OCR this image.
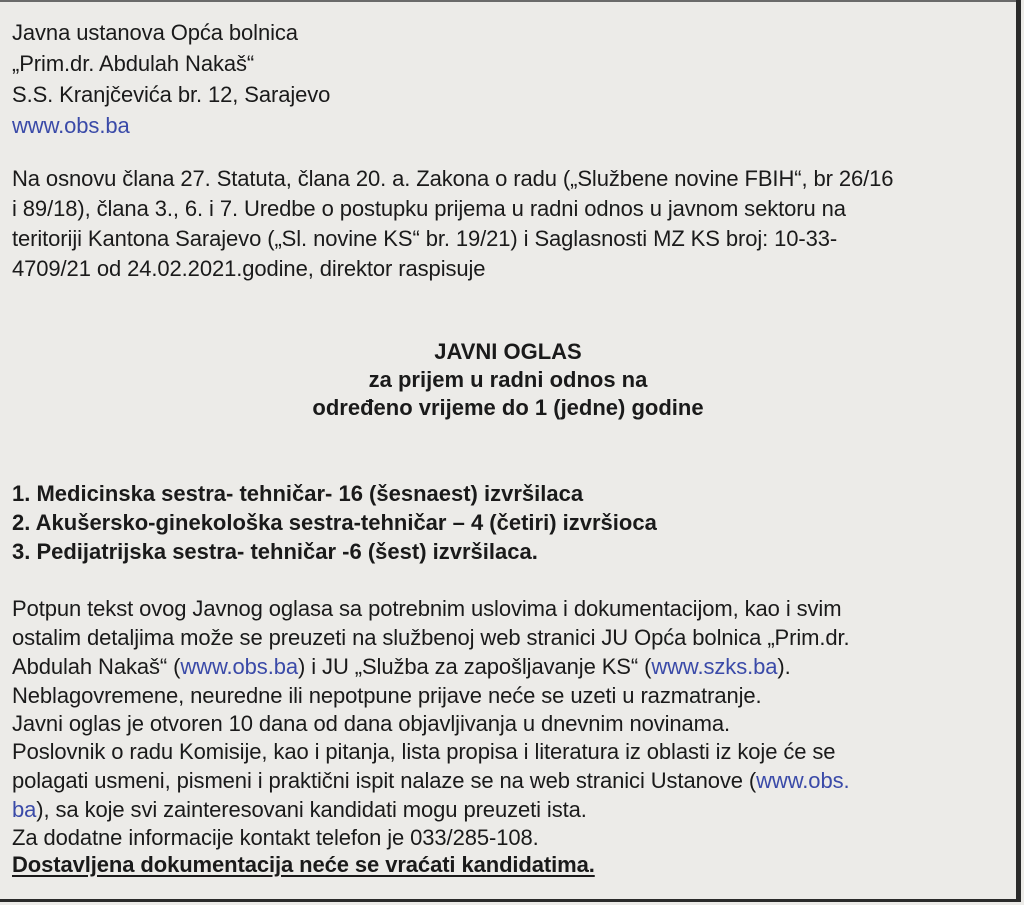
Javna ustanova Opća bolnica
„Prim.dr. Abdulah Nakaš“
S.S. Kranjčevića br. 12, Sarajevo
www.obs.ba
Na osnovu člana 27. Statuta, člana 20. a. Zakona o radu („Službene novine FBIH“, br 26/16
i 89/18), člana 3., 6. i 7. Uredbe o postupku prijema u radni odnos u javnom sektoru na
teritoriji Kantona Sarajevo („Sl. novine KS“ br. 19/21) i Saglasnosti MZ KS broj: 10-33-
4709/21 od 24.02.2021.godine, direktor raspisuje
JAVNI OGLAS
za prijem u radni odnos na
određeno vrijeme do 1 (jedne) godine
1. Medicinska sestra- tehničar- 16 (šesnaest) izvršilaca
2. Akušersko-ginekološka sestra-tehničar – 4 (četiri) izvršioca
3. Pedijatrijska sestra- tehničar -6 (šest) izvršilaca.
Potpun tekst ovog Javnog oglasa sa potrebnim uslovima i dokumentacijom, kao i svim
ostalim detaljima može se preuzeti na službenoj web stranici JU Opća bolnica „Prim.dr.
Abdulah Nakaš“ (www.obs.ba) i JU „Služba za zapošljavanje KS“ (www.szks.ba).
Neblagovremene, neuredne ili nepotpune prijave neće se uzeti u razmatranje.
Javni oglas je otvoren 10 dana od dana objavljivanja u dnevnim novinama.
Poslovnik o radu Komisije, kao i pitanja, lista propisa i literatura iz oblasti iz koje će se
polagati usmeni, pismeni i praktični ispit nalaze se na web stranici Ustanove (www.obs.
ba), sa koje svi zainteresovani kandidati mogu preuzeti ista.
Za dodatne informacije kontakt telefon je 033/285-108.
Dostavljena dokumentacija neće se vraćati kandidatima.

--

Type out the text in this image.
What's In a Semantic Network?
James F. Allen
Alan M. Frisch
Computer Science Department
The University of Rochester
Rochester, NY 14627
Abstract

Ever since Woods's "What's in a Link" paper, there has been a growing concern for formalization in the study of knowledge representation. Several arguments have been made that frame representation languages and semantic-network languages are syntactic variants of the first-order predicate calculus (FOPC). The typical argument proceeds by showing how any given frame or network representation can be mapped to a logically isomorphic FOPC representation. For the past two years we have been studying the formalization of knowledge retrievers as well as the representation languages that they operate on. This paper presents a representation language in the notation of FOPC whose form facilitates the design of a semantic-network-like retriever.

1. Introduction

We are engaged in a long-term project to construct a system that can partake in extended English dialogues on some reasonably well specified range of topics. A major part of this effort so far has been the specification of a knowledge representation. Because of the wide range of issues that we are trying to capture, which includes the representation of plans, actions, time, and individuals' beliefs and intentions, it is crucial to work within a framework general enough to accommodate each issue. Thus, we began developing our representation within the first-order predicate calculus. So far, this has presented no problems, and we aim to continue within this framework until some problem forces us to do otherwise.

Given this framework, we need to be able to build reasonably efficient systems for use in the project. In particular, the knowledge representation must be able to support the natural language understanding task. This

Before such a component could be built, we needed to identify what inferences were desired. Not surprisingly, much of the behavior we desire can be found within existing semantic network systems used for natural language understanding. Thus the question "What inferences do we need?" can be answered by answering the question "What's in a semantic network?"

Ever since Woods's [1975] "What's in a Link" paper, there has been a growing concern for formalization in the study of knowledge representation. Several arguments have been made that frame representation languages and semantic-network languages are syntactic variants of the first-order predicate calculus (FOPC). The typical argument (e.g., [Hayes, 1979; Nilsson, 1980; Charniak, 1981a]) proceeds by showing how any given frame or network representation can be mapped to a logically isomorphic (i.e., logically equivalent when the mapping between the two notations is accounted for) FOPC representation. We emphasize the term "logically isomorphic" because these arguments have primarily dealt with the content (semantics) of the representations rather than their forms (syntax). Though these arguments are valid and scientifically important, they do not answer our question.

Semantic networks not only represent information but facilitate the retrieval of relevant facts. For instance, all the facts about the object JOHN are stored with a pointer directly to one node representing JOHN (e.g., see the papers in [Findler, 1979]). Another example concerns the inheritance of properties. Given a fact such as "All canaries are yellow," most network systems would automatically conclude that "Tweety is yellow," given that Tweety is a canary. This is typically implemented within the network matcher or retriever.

**Given task:** Above are the records. Identify each line that contains the word "Abdulah".

**Complete response:**
„Prim.dr. Abdulah Nakaš“
Abdulah Nakaš“ (www.obs.ba) i JU „Služba za zapošljavanje KS“ (www.szks.ba).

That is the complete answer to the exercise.